◆ Requirements: Read through the data and report every line in which the word "najszybciej" occurs.

══ Provided information

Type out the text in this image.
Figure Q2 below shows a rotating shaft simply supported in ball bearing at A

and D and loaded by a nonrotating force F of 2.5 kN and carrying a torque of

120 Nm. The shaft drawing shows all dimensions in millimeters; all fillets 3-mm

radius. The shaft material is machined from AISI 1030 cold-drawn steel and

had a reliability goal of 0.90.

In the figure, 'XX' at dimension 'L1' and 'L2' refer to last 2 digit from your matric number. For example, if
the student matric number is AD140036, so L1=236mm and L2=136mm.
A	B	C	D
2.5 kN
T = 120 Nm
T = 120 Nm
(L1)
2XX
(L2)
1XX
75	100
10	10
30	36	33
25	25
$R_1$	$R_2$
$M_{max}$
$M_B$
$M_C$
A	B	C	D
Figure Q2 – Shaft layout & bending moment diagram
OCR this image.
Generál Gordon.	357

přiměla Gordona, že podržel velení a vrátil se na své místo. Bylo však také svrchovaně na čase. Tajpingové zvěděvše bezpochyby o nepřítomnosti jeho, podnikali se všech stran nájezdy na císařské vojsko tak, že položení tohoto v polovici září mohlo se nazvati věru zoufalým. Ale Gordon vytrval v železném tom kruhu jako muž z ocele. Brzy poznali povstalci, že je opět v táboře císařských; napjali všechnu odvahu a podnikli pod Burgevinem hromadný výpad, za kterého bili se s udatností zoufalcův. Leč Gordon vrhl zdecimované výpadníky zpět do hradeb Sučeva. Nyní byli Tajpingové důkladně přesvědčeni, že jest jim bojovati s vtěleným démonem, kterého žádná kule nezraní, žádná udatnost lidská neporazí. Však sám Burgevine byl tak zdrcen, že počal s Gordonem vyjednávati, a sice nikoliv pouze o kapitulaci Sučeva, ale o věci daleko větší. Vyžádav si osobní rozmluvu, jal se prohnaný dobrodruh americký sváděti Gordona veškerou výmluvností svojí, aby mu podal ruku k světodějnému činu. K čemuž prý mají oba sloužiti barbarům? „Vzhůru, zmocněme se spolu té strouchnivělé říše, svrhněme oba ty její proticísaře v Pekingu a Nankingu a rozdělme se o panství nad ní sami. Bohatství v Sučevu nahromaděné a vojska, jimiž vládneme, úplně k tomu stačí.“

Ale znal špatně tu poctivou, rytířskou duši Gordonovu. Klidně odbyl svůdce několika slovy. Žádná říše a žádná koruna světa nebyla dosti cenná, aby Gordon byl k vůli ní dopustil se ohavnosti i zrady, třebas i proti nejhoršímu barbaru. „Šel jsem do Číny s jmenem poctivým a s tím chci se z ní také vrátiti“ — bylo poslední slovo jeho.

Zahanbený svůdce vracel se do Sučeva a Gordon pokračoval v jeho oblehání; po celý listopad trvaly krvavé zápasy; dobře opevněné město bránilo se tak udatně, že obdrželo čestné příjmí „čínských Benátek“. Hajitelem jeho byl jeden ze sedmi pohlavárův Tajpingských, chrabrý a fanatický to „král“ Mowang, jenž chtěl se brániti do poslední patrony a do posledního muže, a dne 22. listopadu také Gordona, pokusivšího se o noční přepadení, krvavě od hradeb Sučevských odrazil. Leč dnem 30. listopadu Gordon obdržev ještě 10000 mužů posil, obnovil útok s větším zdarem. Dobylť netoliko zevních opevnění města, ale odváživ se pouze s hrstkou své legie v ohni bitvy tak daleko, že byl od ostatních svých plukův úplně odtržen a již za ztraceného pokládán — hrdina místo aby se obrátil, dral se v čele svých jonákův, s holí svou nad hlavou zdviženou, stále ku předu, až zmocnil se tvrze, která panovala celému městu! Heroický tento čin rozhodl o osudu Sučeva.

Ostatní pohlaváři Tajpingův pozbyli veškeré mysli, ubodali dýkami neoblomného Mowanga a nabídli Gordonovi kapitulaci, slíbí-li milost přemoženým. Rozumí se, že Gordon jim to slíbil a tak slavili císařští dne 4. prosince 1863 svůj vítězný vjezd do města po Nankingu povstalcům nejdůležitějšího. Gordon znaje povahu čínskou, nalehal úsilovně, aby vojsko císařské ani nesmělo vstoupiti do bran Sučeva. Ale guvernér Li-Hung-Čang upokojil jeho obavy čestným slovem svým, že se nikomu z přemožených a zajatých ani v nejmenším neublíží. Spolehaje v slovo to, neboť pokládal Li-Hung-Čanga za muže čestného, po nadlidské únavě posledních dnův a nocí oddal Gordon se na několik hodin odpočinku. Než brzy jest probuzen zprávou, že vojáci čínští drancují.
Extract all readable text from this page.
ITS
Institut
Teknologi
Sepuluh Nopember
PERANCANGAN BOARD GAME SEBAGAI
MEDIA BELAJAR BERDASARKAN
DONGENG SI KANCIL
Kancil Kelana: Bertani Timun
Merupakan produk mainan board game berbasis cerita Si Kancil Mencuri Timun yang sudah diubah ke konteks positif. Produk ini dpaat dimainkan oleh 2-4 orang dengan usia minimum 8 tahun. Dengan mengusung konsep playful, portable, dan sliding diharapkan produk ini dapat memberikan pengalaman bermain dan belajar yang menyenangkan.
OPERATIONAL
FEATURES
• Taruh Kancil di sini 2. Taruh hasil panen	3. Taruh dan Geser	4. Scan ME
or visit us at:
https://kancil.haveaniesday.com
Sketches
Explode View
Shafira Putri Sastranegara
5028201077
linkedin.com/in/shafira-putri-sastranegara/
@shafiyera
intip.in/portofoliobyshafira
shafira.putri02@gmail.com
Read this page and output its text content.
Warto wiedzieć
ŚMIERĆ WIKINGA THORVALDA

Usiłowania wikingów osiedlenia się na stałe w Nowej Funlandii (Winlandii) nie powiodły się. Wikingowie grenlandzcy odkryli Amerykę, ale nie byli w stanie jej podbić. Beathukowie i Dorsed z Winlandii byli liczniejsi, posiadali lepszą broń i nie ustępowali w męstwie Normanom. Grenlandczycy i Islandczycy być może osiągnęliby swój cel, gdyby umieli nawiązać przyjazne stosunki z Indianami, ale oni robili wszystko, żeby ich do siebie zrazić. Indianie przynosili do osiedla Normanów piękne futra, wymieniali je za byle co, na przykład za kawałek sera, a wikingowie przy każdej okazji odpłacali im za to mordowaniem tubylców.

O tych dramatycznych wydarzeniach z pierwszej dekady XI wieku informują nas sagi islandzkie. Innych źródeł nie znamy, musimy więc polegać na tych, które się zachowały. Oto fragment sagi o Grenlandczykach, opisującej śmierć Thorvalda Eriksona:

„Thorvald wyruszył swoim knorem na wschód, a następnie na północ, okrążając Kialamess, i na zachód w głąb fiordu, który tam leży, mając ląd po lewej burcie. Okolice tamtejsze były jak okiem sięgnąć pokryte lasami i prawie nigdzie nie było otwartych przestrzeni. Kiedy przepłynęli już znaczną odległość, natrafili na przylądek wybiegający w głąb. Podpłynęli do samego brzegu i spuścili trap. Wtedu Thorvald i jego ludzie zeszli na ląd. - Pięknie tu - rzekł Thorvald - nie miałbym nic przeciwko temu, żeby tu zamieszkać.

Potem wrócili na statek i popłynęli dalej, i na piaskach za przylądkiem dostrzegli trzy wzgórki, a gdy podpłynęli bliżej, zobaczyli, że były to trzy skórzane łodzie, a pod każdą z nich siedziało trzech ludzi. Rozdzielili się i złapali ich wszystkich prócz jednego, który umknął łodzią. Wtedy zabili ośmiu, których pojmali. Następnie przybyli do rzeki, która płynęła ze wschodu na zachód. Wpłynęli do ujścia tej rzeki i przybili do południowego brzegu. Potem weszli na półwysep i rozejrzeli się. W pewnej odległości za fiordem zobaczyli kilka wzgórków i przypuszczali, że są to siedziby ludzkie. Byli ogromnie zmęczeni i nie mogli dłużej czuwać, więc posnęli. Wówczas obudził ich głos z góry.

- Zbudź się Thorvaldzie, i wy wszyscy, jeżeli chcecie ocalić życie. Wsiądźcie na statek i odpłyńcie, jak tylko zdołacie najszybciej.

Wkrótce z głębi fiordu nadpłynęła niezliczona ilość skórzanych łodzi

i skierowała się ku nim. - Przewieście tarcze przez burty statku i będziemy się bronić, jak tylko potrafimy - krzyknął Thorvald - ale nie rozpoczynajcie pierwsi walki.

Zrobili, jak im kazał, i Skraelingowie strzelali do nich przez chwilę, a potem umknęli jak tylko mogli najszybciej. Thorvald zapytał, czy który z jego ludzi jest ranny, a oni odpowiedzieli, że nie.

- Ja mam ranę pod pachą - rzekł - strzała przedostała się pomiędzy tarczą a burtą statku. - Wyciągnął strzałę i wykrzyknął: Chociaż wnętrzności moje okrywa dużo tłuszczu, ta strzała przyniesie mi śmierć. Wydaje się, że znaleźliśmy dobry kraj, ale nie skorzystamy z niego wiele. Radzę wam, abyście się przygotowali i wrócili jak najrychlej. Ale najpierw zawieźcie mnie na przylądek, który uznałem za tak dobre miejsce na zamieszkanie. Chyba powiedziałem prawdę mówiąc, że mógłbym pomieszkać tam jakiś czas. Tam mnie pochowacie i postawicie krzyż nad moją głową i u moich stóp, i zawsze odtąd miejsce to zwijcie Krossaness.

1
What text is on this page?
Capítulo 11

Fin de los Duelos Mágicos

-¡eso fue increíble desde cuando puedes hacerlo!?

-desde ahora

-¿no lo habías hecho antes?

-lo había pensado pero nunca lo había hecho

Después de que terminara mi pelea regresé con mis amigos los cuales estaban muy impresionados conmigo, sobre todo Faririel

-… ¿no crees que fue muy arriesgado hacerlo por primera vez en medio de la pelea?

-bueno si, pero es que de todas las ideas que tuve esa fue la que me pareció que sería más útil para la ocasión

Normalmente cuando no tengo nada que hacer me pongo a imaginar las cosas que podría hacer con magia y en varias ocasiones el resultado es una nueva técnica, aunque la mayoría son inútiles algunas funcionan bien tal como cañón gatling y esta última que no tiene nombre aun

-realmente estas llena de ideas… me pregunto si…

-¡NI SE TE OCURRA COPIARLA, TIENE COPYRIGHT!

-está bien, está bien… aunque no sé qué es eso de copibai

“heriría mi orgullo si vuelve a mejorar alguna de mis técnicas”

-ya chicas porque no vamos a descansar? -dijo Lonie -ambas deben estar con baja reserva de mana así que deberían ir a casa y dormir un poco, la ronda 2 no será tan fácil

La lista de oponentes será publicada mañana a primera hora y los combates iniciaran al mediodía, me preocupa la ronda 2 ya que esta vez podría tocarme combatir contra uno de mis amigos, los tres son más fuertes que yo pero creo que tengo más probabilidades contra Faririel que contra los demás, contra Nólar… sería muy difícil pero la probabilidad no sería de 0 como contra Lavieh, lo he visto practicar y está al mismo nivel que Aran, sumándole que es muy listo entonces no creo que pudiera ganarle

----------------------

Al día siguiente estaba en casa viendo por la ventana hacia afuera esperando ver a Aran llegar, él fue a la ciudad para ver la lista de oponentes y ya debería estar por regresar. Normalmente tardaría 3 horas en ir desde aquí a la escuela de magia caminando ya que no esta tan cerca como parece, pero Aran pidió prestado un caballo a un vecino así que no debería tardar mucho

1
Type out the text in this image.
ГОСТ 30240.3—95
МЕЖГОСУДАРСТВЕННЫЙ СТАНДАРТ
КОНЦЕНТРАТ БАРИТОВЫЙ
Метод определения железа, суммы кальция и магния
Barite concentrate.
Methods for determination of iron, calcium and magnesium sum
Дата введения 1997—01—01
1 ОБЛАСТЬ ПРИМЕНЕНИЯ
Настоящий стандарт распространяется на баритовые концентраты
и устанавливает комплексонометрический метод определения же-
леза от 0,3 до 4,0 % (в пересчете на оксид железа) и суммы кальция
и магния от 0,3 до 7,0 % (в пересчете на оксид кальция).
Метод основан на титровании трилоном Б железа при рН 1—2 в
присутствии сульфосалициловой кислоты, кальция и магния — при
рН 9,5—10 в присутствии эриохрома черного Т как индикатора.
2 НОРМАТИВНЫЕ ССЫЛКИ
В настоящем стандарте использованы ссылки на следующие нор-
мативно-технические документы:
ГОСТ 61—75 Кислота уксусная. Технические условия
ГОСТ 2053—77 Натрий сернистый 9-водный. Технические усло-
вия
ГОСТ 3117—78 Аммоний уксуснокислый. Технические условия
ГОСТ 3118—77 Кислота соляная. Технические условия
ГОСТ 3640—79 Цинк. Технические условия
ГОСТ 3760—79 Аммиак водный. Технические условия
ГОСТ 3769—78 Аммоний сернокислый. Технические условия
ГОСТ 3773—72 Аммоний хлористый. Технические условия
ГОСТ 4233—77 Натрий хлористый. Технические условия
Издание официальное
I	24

════

◆ Exercise answer:
- Zbudź się Thorvaldzie, i wy wszyscy, jeżeli chcecie ocalić życie. Wsiądźcie na statek i odpłyńcie, jak tylko zdołacie najszybciej.
Zrobili, jak im kazał, i Skraelingowie strzelali do nich przez chwilę, a potem umknęli jak tylko mogli najszybciej. Thorvald zapytał, czy który z jego ludzi jest ranny, a oni odpowiedzieli, że nie.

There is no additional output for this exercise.